Saved data entries:
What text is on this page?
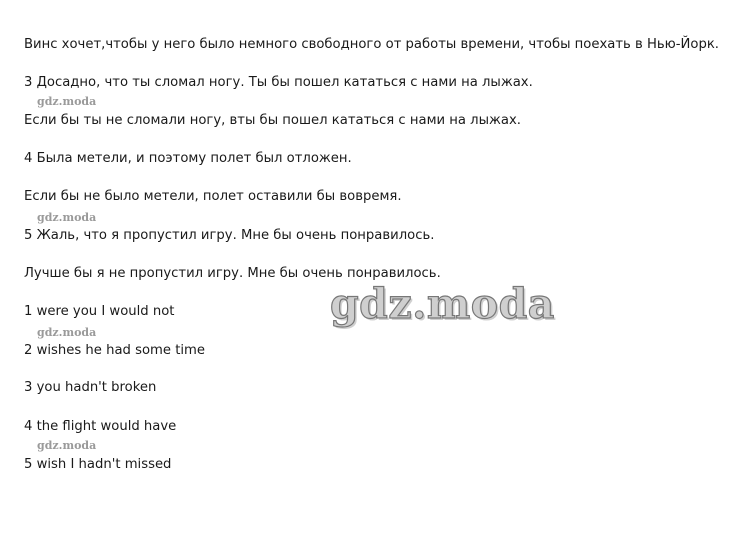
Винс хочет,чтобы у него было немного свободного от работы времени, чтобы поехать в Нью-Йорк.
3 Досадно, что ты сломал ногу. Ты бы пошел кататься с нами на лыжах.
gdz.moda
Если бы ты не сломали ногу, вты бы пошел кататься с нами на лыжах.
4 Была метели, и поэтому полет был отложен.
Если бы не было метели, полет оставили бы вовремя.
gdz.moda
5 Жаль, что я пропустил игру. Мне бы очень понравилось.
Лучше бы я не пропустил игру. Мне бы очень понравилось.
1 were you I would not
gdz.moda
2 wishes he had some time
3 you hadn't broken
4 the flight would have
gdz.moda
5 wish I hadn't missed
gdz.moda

**Directions for this task**
Copy out the whole listing exactly, and don't carry over any pictures.

**Solution to the problem**
What text is on this page?
Винс хочет,чтобы у него было немного свободного от работы времени, чтобы поехать в Нью-Йорк.
3 Досадно, что ты сломал ногу. Ты бы пошел кататься с нами на лыжах.
gdz.moda
Если бы ты не сломали ногу, вты бы пошел кататься с нами на лыжах.
4 Была метели, и поэтому полет был отложен.
Если бы не было метели, полет оставили бы вовремя.
gdz.moda
5 Жаль, что я пропустил игру. Мне бы очень понравилось.
Лучше бы я не пропустил игру. Мне бы очень понравилось.
1 were you I would not
gdz.moda
2 wishes he had some time
3 you hadn't broken
4 the flight would have
gdz.moda
5 wish I hadn't missed
gdz.moda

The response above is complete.